Start of DATA LISTING

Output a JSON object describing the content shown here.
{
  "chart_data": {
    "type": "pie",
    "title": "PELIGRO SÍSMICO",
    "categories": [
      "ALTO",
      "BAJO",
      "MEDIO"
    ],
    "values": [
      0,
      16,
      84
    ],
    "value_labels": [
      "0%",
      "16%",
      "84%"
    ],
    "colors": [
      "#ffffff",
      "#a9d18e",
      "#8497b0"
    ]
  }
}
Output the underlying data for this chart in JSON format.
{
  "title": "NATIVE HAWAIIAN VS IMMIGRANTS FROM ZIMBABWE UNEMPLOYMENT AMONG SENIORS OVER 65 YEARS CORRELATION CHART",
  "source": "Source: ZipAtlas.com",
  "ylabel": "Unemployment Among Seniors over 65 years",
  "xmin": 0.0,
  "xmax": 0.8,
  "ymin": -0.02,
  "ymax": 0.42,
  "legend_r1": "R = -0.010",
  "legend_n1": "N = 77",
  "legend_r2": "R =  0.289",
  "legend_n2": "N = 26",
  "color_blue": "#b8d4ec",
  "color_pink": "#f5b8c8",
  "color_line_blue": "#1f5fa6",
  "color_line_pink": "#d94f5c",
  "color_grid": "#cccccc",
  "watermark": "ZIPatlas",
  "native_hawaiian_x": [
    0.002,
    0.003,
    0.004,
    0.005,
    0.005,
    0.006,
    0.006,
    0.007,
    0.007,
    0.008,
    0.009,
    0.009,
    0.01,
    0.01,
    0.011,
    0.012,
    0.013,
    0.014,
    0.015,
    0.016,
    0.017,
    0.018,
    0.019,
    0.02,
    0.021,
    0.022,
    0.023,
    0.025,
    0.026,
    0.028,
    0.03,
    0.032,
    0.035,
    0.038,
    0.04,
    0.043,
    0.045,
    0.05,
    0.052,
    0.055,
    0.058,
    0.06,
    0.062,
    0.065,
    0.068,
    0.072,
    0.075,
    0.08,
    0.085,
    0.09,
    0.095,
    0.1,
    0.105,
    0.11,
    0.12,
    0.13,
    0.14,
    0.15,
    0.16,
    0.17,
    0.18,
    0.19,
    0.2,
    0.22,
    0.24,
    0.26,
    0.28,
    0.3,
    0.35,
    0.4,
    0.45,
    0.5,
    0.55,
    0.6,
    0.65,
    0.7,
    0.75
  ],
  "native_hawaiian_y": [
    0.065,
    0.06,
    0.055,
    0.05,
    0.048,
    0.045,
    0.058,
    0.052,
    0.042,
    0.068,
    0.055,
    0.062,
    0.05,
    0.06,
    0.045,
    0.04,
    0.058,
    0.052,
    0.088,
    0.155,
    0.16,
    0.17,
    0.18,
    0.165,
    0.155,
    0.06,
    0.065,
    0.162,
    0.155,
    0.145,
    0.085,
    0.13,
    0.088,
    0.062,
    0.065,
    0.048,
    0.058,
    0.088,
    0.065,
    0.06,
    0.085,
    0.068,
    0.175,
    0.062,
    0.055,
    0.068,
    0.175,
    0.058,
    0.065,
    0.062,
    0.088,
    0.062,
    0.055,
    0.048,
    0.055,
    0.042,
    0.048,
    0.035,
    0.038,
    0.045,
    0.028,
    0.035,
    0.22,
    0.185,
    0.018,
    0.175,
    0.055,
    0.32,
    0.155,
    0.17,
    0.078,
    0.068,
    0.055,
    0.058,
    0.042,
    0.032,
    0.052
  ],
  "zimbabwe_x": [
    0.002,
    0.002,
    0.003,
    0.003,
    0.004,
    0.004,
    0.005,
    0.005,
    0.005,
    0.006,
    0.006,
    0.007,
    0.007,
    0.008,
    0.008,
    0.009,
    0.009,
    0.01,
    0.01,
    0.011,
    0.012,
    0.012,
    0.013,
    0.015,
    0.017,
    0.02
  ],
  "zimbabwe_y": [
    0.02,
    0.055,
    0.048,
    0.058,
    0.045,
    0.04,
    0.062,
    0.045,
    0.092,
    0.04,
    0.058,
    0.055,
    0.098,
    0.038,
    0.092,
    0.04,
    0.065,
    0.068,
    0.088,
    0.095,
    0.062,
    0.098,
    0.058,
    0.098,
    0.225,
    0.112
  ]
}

End of DATA LISTING

● **WHAT IS NEEDED**: Would you copy out each line exactly as written?

● **REPLY**:
Output a JSON object describing the content shown here.
{
  "chart_data": {
    "type": "pie",
    "title": "PELIGRO SÍSMICO",
    "categories": [
      "ALTO",
      "BAJO",
      "MEDIO"
    ],
    "values": [
      0,
      16,
      84
    ],
    "value_labels": [
      "0%",
      "16%",
      "84%"
    ],
    "colors": [
      "#ffffff",
      "#a9d18e",
      "#8497b0"
    ]
  }
}
Output the underlying data for this chart in JSON format.
{
  "title": "NATIVE HAWAIIAN VS IMMIGRANTS FROM ZIMBABWE UNEMPLOYMENT AMONG SENIORS OVER 65 YEARS CORRELATION CHART",
  "source": "Source: ZipAtlas.com",
  "ylabel": "Unemployment Among Seniors over 65 years",
  "xmin": 0.0,
  "xmax": 0.8,
  "ymin": -0.02,
  "ymax": 0.42,
  "legend_r1": "R = -0.010",
  "legend_n1": "N = 77",
  "legend_r2": "R =  0.289",
  "legend_n2": "N = 26",
  "color_blue": "#b8d4ec",
  "color_pink": "#f5b8c8",
  "color_line_blue": "#1f5fa6",
  "color_line_pink": "#d94f5c",
  "color_grid": "#cccccc",
  "watermark": "ZIPatlas",
  "native_hawaiian_x": [
    0.002,
    0.003,
    0.004,
    0.005,
    0.005,
    0.006,
    0.006,
    0.007,
    0.007,
    0.008,
    0.009,
    0.009,
    0.01,
    0.01,
    0.011,
    0.012,
    0.013,
    0.014,
    0.015,
    0.016,
    0.017,
    0.018,
    0.019,
    0.02,
    0.021,
    0.022,
    0.023,
    0.025,
    0.026,
    0.028,
    0.03,
    0.032,
    0.035,
    0.038,
    0.04,
    0.043,
    0.045,
    0.05,
    0.052,
    0.055,
    0.058,
    0.06,
    0.062,
    0.065,
    0.068,
    0.072,
    0.075,
    0.08,
    0.085,
    0.09,
    0.095,
    0.1,
    0.105,
    0.11,
    0.12,
    0.13,
    0.14,
    0.15,
    0.16,
    0.17,
    0.18,
    0.19,
    0.2,
    0.22,
    0.24,
    0.26,
    0.28,
    0.3,
    0.35,
    0.4,
    0.45,
    0.5,
    0.55,
    0.6,
    0.65,
    0.7,
    0.75
  ],
  "native_hawaiian_y": [
    0.065,
    0.06,
    0.055,
    0.05,
    0.048,
    0.045,
    0.058,
    0.052,
    0.042,
    0.068,
    0.055,
    0.062,
    0.05,
    0.06,
    0.045,
    0.04,
    0.058,
    0.052,
    0.088,
    0.155,
    0.16,
    0.17,
    0.18,
    0.165,
    0.155,
    0.06,
    0.065,
    0.162,
    0.155,
    0.145,
    0.085,
    0.13,
    0.088,
    0.062,
    0.065,
    0.048,
    0.058,
    0.088,
    0.065,
    0.06,
    0.085,
    0.068,
    0.175,
    0.062,
    0.055,
    0.068,
    0.175,
    0.058,
    0.065,
    0.062,
    0.088,
    0.062,
    0.055,
    0.048,
    0.055,
    0.042,
    0.048,
    0.035,
    0.038,
    0.045,
    0.028,
    0.035,
    0.22,
    0.185,
    0.018,
    0.175,
    0.055,
    0.32,
    0.155,
    0.17,
    0.078,
    0.068,
    0.055,
    0.058,
    0.042,
    0.032,
    0.052
  ],
  "zimbabwe_x": [
    0.002,
    0.002,
    0.003,
    0.003,
    0.004,
    0.004,
    0.005,
    0.005,
    0.005,
    0.006,
    0.006,
    0.007,
    0.007,
    0.008,
    0.008,
    0.009,
    0.009,
    0.01,
    0.01,
    0.011,
    0.012,
    0.012,
    0.013,
    0.015,
    0.017,
    0.02
  ],
  "zimbabwe_y": [
    0.02,
    0.055,
    0.048,
    0.058,
    0.045,
    0.04,
    0.062,
    0.045,
    0.092,
    0.04,
    0.058,
    0.055,
    0.098,
    0.038,
    0.092,
    0.04,
    0.065,
    0.068,
    0.088,
    0.095,
    0.062,
    0.098,
    0.058,
    0.098,
    0.225,
    0.112
  ]
}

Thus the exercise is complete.